━━ Provided information
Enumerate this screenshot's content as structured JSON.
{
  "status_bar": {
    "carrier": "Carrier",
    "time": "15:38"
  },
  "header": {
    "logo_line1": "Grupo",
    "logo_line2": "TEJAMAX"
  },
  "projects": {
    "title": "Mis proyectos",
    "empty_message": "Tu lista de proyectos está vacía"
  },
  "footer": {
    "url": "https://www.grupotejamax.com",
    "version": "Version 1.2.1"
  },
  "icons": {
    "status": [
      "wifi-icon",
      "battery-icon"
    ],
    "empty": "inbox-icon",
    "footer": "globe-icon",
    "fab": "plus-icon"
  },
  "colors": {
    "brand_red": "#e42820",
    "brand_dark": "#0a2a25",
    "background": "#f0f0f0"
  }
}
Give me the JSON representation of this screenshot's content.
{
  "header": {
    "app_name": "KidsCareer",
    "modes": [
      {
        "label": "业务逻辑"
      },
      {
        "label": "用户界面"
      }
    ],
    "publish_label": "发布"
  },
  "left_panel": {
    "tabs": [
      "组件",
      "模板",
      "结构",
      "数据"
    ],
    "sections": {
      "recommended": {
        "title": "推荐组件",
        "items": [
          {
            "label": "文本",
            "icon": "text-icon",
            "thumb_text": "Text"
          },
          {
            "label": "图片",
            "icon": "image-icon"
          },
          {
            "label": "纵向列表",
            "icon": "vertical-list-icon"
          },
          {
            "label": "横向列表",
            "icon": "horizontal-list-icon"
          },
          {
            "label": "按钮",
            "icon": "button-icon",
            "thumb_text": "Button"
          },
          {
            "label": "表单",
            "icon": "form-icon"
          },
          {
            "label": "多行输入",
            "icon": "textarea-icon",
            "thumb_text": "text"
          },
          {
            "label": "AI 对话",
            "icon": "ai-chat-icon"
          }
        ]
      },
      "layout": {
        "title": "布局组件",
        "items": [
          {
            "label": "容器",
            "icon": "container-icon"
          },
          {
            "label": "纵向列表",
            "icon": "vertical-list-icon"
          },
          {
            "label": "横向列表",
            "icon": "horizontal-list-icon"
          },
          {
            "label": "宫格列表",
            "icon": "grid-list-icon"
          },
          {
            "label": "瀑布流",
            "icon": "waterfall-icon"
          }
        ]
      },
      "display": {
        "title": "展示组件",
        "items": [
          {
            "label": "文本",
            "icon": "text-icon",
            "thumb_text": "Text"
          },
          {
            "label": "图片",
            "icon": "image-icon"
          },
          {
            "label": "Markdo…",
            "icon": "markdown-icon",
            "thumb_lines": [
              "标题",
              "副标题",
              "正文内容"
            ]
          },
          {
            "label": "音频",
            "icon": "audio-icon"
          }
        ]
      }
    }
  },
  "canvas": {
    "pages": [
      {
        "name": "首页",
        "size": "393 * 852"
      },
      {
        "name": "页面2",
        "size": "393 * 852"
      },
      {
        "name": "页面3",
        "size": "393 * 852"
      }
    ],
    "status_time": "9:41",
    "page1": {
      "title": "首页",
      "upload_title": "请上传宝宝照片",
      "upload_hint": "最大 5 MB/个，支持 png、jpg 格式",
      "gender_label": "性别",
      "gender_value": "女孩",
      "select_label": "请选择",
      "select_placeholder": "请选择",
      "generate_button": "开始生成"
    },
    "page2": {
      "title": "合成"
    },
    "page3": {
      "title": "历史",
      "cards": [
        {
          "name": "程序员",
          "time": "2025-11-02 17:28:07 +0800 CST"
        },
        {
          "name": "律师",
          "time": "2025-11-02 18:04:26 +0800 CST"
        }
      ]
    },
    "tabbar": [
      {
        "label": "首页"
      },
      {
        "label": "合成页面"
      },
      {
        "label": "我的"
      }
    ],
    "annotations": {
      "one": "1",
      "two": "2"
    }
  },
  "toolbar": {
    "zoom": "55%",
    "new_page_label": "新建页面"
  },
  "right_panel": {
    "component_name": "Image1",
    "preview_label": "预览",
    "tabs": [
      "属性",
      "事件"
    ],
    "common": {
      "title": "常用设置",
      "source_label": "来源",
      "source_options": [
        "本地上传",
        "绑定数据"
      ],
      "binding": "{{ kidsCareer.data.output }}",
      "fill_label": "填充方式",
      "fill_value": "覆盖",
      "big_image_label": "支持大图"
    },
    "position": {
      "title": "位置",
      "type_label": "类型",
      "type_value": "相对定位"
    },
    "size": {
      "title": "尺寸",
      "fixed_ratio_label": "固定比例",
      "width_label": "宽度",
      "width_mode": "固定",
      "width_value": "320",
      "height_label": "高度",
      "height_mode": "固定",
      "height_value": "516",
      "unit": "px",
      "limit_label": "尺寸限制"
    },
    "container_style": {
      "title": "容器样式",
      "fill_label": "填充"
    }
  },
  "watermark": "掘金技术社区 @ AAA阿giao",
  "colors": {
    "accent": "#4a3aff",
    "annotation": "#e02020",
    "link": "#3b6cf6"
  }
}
━━━━
** Aim **
From the preceding material, extract every line exactly.

** Exercise answer **
Enumerate this screenshot's content as structured JSON.
{
  "status_bar": {
    "carrier": "Carrier",
    "time": "15:38"
  },
  "header": {
    "logo_line1": "Grupo",
    "logo_line2": "TEJAMAX"
  },
  "projects": {
    "title": "Mis proyectos",
    "empty_message": "Tu lista de proyectos está vacía"
  },
  "footer": {
    "url": "https://www.grupotejamax.com",
    "version": "Version 1.2.1"
  },
  "icons": {
    "status": [
      "wifi-icon",
      "battery-icon"
    ],
    "empty": "inbox-icon",
    "footer": "globe-icon",
    "fab": "plus-icon"
  },
  "colors": {
    "brand_red": "#e42820",
    "brand_dark": "#0a2a25",
    "background": "#f0f0f0"
  }
}
Give me the JSON representation of this screenshot's content.
{
  "header": {
    "app_name": "KidsCareer",
    "modes": [
      {
        "label": "业务逻辑"
      },
      {
        "label": "用户界面"
      }
    ],
    "publish_label": "发布"
  },
  "left_panel": {
    "tabs": [
      "组件",
      "模板",
      "结构",
      "数据"
    ],
    "sections": {
      "recommended": {
        "title": "推荐组件",
        "items": [
          {
            "label": "文本",
            "icon": "text-icon",
            "thumb_text": "Text"
          },
          {
            "label": "图片",
            "icon": "image-icon"
          },
          {
            "label": "纵向列表",
            "icon": "vertical-list-icon"
          },
          {
            "label": "横向列表",
            "icon": "horizontal-list-icon"
          },
          {
            "label": "按钮",
            "icon": "button-icon",
            "thumb_text": "Button"
          },
          {
            "label": "表单",
            "icon": "form-icon"
          },
          {
            "label": "多行输入",
            "icon": "textarea-icon",
            "thumb_text": "text"
          },
          {
            "label": "AI 对话",
            "icon": "ai-chat-icon"
          }
        ]
      },
      "layout": {
        "title": "布局组件",
        "items": [
          {
            "label": "容器",
            "icon": "container-icon"
          },
          {
            "label": "纵向列表",
            "icon": "vertical-list-icon"
          },
          {
            "label": "横向列表",
            "icon": "horizontal-list-icon"
          },
          {
            "label": "宫格列表",
            "icon": "grid-list-icon"
          },
          {
            "label": "瀑布流",
            "icon": "waterfall-icon"
          }
        ]
      },
      "display": {
        "title": "展示组件",
        "items": [
          {
            "label": "文本",
            "icon": "text-icon",
            "thumb_text": "Text"
          },
          {
            "label": "图片",
            "icon": "image-icon"
          },
          {
            "label": "Markdo…",
            "icon": "markdown-icon",
            "thumb_lines": [
              "标题",
              "副标题",
              "正文内容"
            ]
          },
          {
            "label": "音频",
            "icon": "audio-icon"
          }
        ]
      }
    }
  },
  "canvas": {
    "pages": [
      {
        "name": "首页",
        "size": "393 * 852"
      },
      {
        "name": "页面2",
        "size": "393 * 852"
      },
      {
        "name": "页面3",
        "size": "393 * 852"
      }
    ],
    "status_time": "9:41",
    "page1": {
      "title": "首页",
      "upload_title": "请上传宝宝照片",
      "upload_hint": "最大 5 MB/个，支持 png、jpg 格式",
      "gender_label": "性别",
      "gender_value": "女孩",
      "select_label": "请选择",
      "select_placeholder": "请选择",
      "generate_button": "开始生成"
    },
    "page2": {
      "title": "合成"
    },
    "page3": {
      "title": "历史",
      "cards": [
        {
          "name": "程序员",
          "time": "2025-11-02 17:28:07 +0800 CST"
        },
        {
          "name": "律师",
          "time": "2025-11-02 18:04:26 +0800 CST"
        }
      ]
    },
    "tabbar": [
      {
        "label": "首页"
      },
      {
        "label": "合成页面"
      },
      {
        "label": "我的"
      }
    ],
    "annotations": {
      "one": "1",
      "two": "2"
    }
  },
  "toolbar": {
    "zoom": "55%",
    "new_page_label": "新建页面"
  },
  "right_panel": {
    "component_name": "Image1",
    "preview_label": "预览",
    "tabs": [
      "属性",
      "事件"
    ],
    "common": {
      "title": "常用设置",
      "source_label": "来源",
      "source_options": [
        "本地上传",
        "绑定数据"
      ],
      "binding": "{{ kidsCareer.data.output }}",
      "fill_label": "填充方式",
      "fill_value": "覆盖",
      "big_image_label": "支持大图"
    },
    "position": {
      "title": "位置",
      "type_label": "类型",
      "type_value": "相对定位"
    },
    "size": {
      "title": "尺寸",
      "fixed_ratio_label": "固定比例",
      "width_label": "宽度",
      "width_mode": "固定",
      "width_value": "320",
      "height_label": "高度",
      "height_mode": "固定",
      "height_value": "516",
      "unit": "px",
      "limit_label": "尺寸限制"
    },
    "container_style": {
      "title": "容器样式",
      "fill_label": "填充"
    }
  },
  "watermark": "掘金技术社区 @ AAA阿giao",
  "colors": {
    "accent": "#4a3aff",
    "annotation": "#e02020",
    "link": "#3b6cf6"
  }
}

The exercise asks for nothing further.